Description of the task :: Repeat each line of the material exactly.
====================
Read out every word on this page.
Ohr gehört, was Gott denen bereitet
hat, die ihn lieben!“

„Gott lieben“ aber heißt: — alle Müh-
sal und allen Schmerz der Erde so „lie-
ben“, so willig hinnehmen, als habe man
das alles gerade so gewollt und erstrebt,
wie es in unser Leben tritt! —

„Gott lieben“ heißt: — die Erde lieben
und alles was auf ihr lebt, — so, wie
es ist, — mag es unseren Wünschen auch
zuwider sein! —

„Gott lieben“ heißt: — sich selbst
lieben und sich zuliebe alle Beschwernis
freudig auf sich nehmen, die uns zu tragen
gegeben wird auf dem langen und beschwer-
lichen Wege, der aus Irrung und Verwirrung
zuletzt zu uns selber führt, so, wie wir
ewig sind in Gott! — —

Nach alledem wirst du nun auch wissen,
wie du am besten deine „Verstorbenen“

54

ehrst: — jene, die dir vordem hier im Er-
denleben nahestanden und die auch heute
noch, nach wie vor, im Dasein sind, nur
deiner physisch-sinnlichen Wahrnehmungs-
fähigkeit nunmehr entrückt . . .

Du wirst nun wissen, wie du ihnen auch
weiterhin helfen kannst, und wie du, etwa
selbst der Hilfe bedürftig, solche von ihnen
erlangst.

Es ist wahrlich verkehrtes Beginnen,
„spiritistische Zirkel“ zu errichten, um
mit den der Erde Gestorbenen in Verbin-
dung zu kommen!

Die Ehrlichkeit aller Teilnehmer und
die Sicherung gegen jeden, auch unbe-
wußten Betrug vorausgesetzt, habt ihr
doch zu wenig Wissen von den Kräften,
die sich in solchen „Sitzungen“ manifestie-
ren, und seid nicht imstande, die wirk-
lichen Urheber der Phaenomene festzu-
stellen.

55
====================
Expected answer ::
Read out every word on this page.
Ohr gehört, was Gott denen bereitet
hat, die ihn lieben!“

„Gott lieben“ aber heißt: — alle Müh-
sal und allen Schmerz der Erde so „lie-
ben“, so willig hinnehmen, als habe man
das alles gerade so gewollt und erstrebt,
wie es in unser Leben tritt! —

„Gott lieben“ heißt: — die Erde lieben
und alles was auf ihr lebt, — so, wie
es ist, — mag es unseren Wünschen auch
zuwider sein! —

„Gott lieben“ heißt: — sich selbst
lieben und sich zuliebe alle Beschwernis
freudig auf sich nehmen, die uns zu tragen
gegeben wird auf dem langen und beschwer-
lichen Wege, der aus Irrung und Verwirrung
zuletzt zu uns selber führt, so, wie wir
ewig sind in Gott! — —

Nach alledem wirst du nun auch wissen,
wie du am besten deine „Verstorbenen“

54

ehrst: — jene, die dir vordem hier im Er-
denleben nahestanden und die auch heute
noch, nach wie vor, im Dasein sind, nur
deiner physisch-sinnlichen Wahrnehmungs-
fähigkeit nunmehr entrückt . . .

Du wirst nun wissen, wie du ihnen auch
weiterhin helfen kannst, und wie du, etwa
selbst der Hilfe bedürftig, solche von ihnen
erlangst.

Es ist wahrlich verkehrtes Beginnen,
„spiritistische Zirkel“ zu errichten, um
mit den der Erde Gestorbenen in Verbin-
dung zu kommen!

Die Ehrlichkeit aller Teilnehmer und
die Sicherung gegen jeden, auch unbe-
wußten Betrug vorausgesetzt, habt ihr
doch zu wenig Wissen von den Kräften,
die sich in solchen „Sitzungen“ manifestie-
ren, und seid nicht imstande, die wirk-
lichen Urheber der Phaenomene festzu-
stellen.

55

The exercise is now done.